Comme presque toutes les nations, nos pays européens sont nés et ont grandi dans et par la guerre. Notre Europe est sans doute le continent dont l’histoire fut le plus celle de la guerre.
Par Michel Barat, ancien recteur de l’académie de Corse
Ce n’est que depuis 1958 avec le Traité de Rome et la création de la Communauté européenne qui deviendra l’Union européenne que la paix succéda à la guerre comme moteur de son histoire. Du moins, il nous plaît de le dire et de le redire. Ce n’est pas complètement faux à condition de ne pas tenir compte des projections militaires hors du continent ou la participation à des conflits extérieurs en Afrique, au Moyen-Orient… Mais ce n’est pas non plus complètement vrai, loin de là, car c’est oublier la guerre de l’ancienne Yougoslavie, celle de Géorgie contre les séparatistes ossètes du Sud et la Russie qui annonce le conflit ukrainien. C’est aussi oublier des guerres intérieures voire civiles comme celle d’Irlande du Nord. Les affrontements entre les républicains séparatistes et catholiques de l’Ulster et les partisans protestants orangistes fidèles au Royaume-Uni ont conduit jusqu’à l’attentat qui tua le 27 août 1979 Lord Louis Mountbatten, cousin de la Reine. Il faudrait aussi mentionner l’intervention soviétique en Hongrie de 1956 et celle de 1968 en Tchécoslovaquie dont la conséquence tardive fut celle de la séparation de la Tchéquie et de la Slovaquie au Nouvel An 1993, trois ans après « la révolution de Velours » qui vit la dislocation de la Tchécoslovaquie. C’est aussi oublier la guerre d’Algérie que la France a longtemps refusé de reconnaître comme guerre mais comme opération de maintien de l’ordre. Le Kremlin dit aujourd’hui ne pas faire la guerre à l’Ukraine mais mener une opération militaire spéciale.

========

> _Consignes_:
a – Selon le texte sur l'Europe et la guerre, à quelle date Lord Louis Mountbatten a-t-il été tué ?
b – Poursuivez le texte sur l'Europe et la guerre à partir de sa dernière phrase.
Le listage ne joue aucun rôle ici.

> _Extrait de données_:

========

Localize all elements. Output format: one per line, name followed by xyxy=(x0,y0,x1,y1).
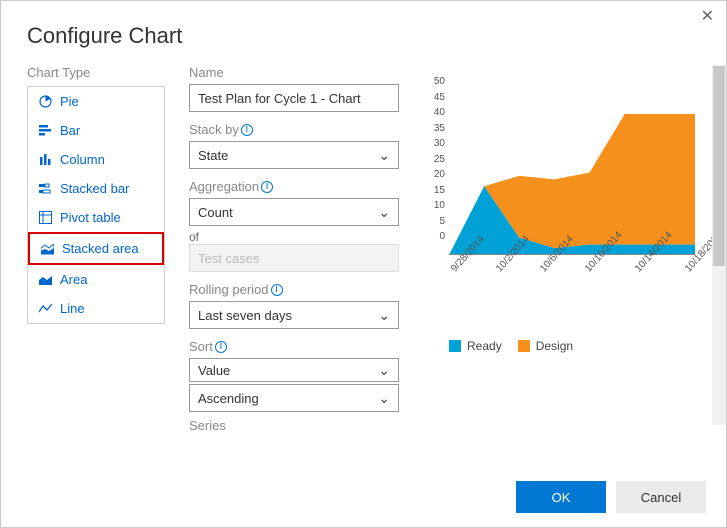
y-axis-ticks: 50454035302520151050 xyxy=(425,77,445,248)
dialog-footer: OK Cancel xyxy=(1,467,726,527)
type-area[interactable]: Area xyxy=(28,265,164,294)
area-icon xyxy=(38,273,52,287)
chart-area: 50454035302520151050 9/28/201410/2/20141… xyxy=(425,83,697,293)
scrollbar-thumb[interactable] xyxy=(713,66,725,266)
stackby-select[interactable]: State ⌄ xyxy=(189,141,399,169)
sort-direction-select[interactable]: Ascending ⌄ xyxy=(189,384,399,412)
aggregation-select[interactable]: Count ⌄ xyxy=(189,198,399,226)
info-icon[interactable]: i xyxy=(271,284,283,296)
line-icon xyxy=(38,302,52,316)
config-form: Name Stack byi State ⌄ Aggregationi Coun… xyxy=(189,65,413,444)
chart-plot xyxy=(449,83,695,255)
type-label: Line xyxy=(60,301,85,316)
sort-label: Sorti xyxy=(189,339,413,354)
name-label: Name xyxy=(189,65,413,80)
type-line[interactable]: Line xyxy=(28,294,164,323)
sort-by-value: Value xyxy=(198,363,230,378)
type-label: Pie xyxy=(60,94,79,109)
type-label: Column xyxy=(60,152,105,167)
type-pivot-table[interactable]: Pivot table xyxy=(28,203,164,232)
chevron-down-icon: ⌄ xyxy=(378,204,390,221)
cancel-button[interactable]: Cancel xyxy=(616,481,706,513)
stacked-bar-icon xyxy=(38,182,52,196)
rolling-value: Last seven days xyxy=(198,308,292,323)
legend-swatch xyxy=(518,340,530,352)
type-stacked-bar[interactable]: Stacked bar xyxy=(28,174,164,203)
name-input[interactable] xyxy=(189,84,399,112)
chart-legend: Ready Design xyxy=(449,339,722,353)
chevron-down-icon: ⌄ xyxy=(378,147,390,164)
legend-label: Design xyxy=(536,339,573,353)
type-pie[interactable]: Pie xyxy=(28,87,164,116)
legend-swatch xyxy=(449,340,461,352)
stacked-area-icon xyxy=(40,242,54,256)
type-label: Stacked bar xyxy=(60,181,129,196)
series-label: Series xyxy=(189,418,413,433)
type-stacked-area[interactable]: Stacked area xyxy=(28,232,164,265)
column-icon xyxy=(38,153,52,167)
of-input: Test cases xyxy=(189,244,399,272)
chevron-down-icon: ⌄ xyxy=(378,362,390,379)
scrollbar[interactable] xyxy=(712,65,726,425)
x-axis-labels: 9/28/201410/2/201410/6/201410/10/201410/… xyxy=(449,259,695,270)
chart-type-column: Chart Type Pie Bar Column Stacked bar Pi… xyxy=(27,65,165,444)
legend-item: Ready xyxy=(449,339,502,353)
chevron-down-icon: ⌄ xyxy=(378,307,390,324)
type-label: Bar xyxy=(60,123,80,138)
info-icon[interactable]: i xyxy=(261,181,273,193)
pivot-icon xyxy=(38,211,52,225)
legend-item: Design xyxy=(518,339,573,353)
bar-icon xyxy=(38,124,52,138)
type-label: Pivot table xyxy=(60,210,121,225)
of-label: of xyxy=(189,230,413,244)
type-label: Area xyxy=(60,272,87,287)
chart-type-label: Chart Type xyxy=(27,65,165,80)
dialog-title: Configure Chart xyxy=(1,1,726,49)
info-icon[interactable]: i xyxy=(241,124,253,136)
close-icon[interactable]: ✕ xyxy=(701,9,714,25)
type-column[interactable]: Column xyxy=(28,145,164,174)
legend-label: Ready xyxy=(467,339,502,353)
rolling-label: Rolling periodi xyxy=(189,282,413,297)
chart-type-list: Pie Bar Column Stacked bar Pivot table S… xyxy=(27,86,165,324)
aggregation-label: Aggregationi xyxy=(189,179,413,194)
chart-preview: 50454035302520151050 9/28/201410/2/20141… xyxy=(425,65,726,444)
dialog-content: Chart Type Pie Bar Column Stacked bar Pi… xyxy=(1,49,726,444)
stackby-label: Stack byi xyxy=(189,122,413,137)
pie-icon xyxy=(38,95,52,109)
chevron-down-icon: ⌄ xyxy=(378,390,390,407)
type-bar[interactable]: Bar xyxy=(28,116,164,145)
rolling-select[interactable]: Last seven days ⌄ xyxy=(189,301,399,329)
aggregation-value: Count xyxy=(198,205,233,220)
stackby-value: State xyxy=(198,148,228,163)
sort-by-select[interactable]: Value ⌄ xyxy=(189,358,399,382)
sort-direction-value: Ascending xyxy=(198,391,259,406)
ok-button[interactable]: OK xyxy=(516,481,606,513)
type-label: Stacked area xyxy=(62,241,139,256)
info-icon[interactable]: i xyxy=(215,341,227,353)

========

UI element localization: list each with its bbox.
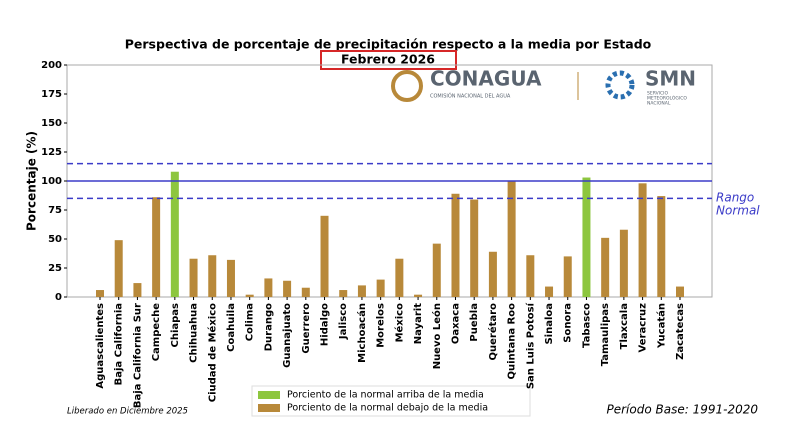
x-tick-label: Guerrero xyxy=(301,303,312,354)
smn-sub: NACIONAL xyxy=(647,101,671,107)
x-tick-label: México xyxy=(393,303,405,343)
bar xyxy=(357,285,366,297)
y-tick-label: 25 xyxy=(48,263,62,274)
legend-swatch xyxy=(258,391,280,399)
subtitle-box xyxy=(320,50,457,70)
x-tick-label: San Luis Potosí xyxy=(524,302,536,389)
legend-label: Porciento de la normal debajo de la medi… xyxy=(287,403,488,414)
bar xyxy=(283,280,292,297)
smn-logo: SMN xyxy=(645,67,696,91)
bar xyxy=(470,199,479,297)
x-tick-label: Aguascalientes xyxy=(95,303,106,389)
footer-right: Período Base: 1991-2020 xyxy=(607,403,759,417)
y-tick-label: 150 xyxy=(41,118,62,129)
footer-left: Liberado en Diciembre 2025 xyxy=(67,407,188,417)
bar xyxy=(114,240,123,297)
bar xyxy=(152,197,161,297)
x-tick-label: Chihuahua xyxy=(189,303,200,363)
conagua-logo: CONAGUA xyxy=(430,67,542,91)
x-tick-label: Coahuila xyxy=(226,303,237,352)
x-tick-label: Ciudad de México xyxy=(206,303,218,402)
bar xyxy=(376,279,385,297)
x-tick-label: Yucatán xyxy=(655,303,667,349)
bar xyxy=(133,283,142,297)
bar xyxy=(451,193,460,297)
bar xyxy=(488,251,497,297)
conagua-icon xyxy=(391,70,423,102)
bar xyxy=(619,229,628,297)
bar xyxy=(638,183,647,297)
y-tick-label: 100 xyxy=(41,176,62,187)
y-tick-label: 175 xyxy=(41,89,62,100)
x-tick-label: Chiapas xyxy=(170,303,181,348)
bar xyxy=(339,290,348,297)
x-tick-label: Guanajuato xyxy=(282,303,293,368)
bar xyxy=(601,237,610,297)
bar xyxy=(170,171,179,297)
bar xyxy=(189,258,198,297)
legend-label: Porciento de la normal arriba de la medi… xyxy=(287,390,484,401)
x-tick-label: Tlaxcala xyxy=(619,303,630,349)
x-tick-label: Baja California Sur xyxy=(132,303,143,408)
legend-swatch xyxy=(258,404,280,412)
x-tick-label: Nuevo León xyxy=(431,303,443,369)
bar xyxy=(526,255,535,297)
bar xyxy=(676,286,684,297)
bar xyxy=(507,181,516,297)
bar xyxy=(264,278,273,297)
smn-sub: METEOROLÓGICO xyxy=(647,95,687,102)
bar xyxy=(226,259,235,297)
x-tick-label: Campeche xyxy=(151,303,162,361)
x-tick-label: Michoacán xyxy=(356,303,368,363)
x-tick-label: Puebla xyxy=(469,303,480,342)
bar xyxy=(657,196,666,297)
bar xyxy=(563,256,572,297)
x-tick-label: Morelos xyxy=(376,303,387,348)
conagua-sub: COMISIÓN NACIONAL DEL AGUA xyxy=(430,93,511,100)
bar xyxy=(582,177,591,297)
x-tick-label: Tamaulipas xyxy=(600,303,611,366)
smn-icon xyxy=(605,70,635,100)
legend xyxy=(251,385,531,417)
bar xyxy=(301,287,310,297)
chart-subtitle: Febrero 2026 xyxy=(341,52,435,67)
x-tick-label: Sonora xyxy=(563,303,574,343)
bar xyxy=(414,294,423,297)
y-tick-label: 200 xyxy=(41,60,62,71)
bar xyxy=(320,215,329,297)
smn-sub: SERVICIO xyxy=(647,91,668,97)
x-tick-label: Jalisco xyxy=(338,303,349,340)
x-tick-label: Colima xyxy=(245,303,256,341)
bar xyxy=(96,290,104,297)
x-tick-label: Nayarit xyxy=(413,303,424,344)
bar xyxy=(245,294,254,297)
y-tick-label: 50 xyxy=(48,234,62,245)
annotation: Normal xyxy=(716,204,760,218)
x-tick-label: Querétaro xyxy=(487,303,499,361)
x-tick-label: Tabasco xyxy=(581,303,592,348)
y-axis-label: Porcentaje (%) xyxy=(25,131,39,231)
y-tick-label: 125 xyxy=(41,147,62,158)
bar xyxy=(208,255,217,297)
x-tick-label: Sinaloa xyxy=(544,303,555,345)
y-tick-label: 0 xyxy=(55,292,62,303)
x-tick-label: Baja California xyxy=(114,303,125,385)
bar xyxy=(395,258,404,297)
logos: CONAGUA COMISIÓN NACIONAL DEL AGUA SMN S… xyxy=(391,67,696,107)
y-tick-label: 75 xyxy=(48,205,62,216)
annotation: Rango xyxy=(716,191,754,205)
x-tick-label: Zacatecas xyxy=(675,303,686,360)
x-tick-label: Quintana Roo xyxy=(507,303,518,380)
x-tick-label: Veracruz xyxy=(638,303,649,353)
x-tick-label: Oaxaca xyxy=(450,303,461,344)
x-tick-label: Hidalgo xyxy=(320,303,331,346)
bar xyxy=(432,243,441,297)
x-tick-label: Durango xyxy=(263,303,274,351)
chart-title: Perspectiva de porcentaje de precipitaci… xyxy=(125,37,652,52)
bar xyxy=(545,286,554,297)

========

> _Résultats de l'exercice_:
a – Le 27 août 1979.

b –
L’histoire bégaie
L’idée européenne a réussi à mettre en œuvre la paix entre les pays de l’Union. Pourtant ce serait encore une illusion d’en conclure qu’elle ait réussi à faire disparaître la guerre du sol européen.
Malheureusement, l’agression féroce de l’Ukraine par la Russie n’est pas aussi surprenante que beaucoup l’ont affirmé. Les derniers événements confirment la formule du président François Mitterrand : « Le nationalisme c’est la guerre. » On pourrait modifier aussi notre regard sur l’histoire récente et bien comprendre que le stalinisme avant d’être une sinistre dérive du communisme a été un nationalisme terrible. Les nationalismes, le nazi de Hitler et le soviétique de Staline, se sont d’abord accordés pour détruire l’hégémonie britannique et française pour ensuite s’affronter entre nationalismes rivaux.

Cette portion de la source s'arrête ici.